Write out the complete material exactly as it stands.

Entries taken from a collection
◆ ◆ ◆

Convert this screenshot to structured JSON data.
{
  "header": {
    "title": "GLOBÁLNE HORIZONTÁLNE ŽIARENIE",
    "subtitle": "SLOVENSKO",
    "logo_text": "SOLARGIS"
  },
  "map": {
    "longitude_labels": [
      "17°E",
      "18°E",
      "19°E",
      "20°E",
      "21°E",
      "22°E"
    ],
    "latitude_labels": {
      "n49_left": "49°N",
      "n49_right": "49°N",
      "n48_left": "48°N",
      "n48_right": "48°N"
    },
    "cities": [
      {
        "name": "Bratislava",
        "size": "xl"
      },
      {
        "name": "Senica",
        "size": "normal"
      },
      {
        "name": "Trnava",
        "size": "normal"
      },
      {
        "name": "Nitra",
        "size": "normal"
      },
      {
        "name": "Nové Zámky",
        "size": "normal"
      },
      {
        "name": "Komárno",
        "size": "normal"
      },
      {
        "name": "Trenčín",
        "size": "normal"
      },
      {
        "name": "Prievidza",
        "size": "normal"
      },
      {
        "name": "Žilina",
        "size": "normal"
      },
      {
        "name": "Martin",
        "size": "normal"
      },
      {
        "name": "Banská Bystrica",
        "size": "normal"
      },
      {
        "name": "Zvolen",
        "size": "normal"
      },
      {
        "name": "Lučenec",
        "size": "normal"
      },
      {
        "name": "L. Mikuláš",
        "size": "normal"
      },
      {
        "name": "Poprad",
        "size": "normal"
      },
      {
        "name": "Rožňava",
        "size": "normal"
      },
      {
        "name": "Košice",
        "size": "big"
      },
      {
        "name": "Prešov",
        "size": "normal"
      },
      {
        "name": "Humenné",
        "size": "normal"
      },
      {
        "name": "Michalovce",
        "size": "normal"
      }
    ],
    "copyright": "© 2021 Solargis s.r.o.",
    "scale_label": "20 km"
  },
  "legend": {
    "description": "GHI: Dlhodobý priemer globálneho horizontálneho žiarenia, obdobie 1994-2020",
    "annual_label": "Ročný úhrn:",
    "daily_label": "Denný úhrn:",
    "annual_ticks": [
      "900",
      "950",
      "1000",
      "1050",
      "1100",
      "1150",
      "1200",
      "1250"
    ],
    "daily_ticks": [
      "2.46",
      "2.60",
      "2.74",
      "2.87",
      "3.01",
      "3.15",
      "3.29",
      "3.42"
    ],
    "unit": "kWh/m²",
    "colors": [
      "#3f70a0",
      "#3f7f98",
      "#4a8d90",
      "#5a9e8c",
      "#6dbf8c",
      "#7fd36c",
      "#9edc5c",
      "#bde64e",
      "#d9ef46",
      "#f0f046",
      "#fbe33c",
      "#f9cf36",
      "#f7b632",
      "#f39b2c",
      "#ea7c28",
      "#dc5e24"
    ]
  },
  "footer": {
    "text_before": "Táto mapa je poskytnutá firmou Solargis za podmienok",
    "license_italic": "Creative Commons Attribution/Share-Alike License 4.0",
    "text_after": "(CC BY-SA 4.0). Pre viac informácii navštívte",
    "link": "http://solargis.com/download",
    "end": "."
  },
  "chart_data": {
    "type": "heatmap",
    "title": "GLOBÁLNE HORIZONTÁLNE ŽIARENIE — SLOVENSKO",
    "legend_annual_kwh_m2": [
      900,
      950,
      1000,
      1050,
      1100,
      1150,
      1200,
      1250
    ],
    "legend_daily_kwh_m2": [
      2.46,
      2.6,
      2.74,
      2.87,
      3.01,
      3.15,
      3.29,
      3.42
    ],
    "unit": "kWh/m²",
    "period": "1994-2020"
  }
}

◆ ◆ ◆

# EXERCISE ANSWER
Convert this screenshot to structured JSON data.
{
  "header": {
    "title": "GLOBÁLNE HORIZONTÁLNE ŽIARENIE",
    "subtitle": "SLOVENSKO",
    "logo_text": "SOLARGIS"
  },
  "map": {
    "longitude_labels": [
      "17°E",
      "18°E",
      "19°E",
      "20°E",
      "21°E",
      "22°E"
    ],
    "latitude_labels": {
      "n49_left": "49°N",
      "n49_right": "49°N",
      "n48_left": "48°N",
      "n48_right": "48°N"
    },
    "cities": [
      {
        "name": "Bratislava",
        "size": "xl"
      },
      {
        "name": "Senica",
        "size": "normal"
      },
      {
        "name": "Trnava",
        "size": "normal"
      },
      {
        "name": "Nitra",
        "size": "normal"
      },
      {
        "name": "Nové Zámky",
        "size": "normal"
      },
      {
        "name": "Komárno",
        "size": "normal"
      },
      {
        "name": "Trenčín",
        "size": "normal"
      },
      {
        "name": "Prievidza",
        "size": "normal"
      },
      {
        "name": "Žilina",
        "size": "normal"
      },
      {
        "name": "Martin",
        "size": "normal"
      },
      {
        "name": "Banská Bystrica",
        "size": "normal"
      },
      {
        "name": "Zvolen",
        "size": "normal"
      },
      {
        "name": "Lučenec",
        "size": "normal"
      },
      {
        "name": "L. Mikuláš",
        "size": "normal"
      },
      {
        "name": "Poprad",
        "size": "normal"
      },
      {
        "name": "Rožňava",
        "size": "normal"
      },
      {
        "name": "Košice",
        "size": "big"
      },
      {
        "name": "Prešov",
        "size": "normal"
      },
      {
        "name": "Humenné",
        "size": "normal"
      },
      {
        "name": "Michalovce",
        "size": "normal"
      }
    ],
    "copyright": "© 2021 Solargis s.r.o.",
    "scale_label": "20 km"
  },
  "legend": {
    "description": "GHI: Dlhodobý priemer globálneho horizontálneho žiarenia, obdobie 1994-2020",
    "annual_label": "Ročný úhrn:",
    "daily_label": "Denný úhrn:",
    "annual_ticks": [
      "900",
      "950",
      "1000",
      "1050",
      "1100",
      "1150",
      "1200",
      "1250"
    ],
    "daily_ticks": [
      "2.46",
      "2.60",
      "2.74",
      "2.87",
      "3.01",
      "3.15",
      "3.29",
      "3.42"
    ],
    "unit": "kWh/m²",
    "colors": [
      "#3f70a0",
      "#3f7f98",
      "#4a8d90",
      "#5a9e8c",
      "#6dbf8c",
      "#7fd36c",
      "#9edc5c",
      "#bde64e",
      "#d9ef46",
      "#f0f046",
      "#fbe33c",
      "#f9cf36",
      "#f7b632",
      "#f39b2c",
      "#ea7c28",
      "#dc5e24"
    ]
  },
  "footer": {
    "text_before": "Táto mapa je poskytnutá firmou Solargis za podmienok",
    "license_italic": "Creative Commons Attribution/Share-Alike License 4.0",
    "text_after": "(CC BY-SA 4.0). Pre viac informácii navštívte",
    "link": "http://solargis.com/download",
    "end": "."
  },
  "chart_data": {
    "type": "heatmap",
    "title": "GLOBÁLNE HORIZONTÁLNE ŽIARENIE — SLOVENSKO",
    "legend_annual_kwh_m2": [
      900,
      950,
      1000,
      1050,
      1100,
      1150,
      1200,
      1250
    ],
    "legend_daily_kwh_m2": [
      2.46,
      2.6,
      2.74,
      2.87,
      3.01,
      3.15,
      3.29,
      3.42
    ],
    "unit": "kWh/m²",
    "period": "1994-2020"
  }
}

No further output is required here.